Objective -> Show every line below where "Emerging" can be found.

(Records from a collection of figures)

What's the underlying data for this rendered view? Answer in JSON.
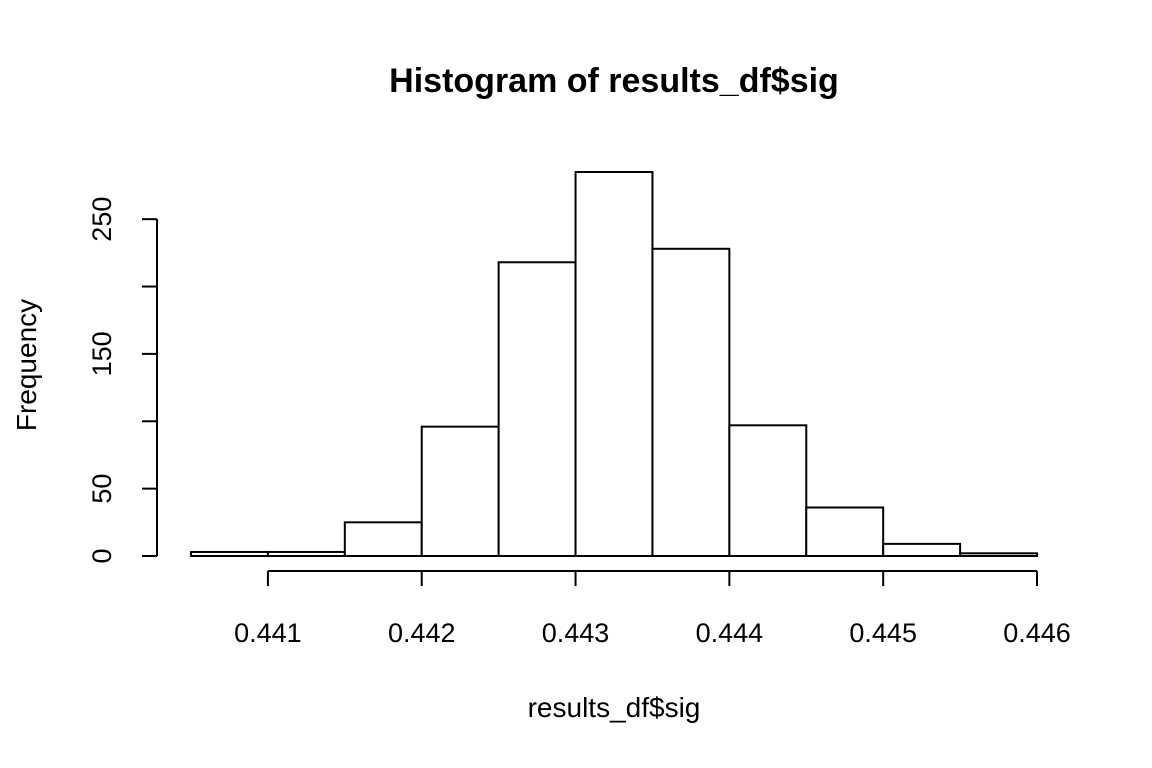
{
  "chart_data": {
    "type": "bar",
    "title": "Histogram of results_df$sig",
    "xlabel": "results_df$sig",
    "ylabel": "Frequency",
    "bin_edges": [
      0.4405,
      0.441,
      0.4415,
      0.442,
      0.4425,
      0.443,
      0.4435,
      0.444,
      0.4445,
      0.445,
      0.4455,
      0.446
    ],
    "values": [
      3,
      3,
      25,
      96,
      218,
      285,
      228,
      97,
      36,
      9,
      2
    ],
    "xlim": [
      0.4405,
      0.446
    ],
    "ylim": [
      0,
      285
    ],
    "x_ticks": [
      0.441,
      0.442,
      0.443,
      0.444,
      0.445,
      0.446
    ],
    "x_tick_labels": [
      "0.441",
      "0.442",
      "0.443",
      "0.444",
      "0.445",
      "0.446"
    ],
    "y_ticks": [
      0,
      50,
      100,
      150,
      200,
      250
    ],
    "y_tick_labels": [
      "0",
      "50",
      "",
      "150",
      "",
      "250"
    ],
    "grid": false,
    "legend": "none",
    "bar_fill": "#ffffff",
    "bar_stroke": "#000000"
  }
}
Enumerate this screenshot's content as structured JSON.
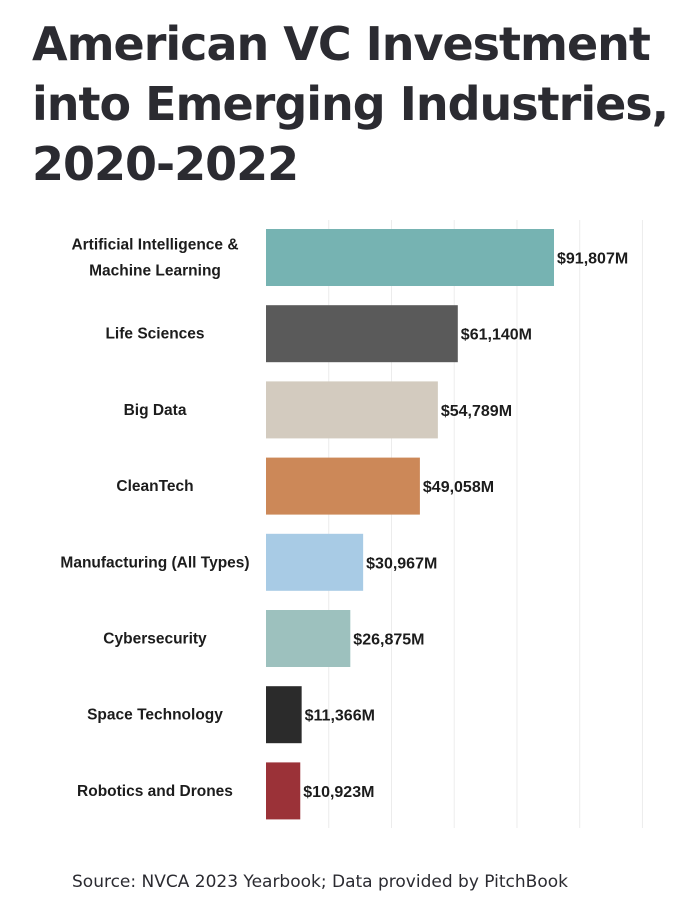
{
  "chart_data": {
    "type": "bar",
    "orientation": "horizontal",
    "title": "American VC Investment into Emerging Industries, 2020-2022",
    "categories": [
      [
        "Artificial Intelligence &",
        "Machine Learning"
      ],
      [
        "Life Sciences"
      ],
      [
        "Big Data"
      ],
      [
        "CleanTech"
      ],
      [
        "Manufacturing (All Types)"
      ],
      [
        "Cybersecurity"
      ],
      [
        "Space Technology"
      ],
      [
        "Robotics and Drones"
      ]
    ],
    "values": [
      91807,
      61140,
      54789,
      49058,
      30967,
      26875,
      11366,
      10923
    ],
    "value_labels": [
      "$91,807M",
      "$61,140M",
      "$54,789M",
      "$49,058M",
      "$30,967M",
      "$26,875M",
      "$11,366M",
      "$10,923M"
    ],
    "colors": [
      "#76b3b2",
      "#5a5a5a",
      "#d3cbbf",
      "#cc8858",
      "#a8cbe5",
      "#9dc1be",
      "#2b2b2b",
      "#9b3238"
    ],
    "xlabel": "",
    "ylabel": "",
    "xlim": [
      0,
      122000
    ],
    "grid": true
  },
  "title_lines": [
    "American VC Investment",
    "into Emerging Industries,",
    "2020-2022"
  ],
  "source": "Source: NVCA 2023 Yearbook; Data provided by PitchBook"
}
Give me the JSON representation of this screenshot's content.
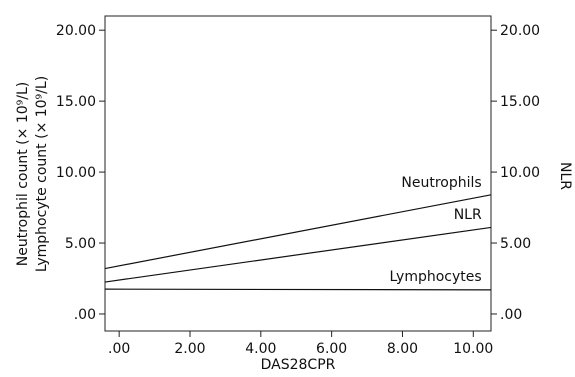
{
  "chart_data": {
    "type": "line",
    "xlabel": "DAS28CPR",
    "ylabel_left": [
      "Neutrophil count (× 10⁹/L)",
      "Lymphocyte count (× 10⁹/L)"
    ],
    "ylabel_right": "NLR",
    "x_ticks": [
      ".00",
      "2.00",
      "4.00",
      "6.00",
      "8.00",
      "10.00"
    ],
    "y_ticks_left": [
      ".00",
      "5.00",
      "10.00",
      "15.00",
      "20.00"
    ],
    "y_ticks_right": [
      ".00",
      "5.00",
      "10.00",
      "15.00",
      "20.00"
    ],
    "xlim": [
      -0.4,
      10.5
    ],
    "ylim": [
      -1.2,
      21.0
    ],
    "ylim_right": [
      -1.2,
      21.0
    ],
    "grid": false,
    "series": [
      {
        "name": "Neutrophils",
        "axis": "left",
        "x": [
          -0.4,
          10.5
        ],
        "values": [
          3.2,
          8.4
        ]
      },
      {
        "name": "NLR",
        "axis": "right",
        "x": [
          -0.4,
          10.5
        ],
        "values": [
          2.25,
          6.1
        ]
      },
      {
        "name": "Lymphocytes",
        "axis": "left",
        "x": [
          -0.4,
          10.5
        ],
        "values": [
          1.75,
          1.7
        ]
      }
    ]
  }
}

Answer to the task ->
    "title": "American VC Investment into Emerging Industries, 2020-2022",
    "into Emerging Industries,",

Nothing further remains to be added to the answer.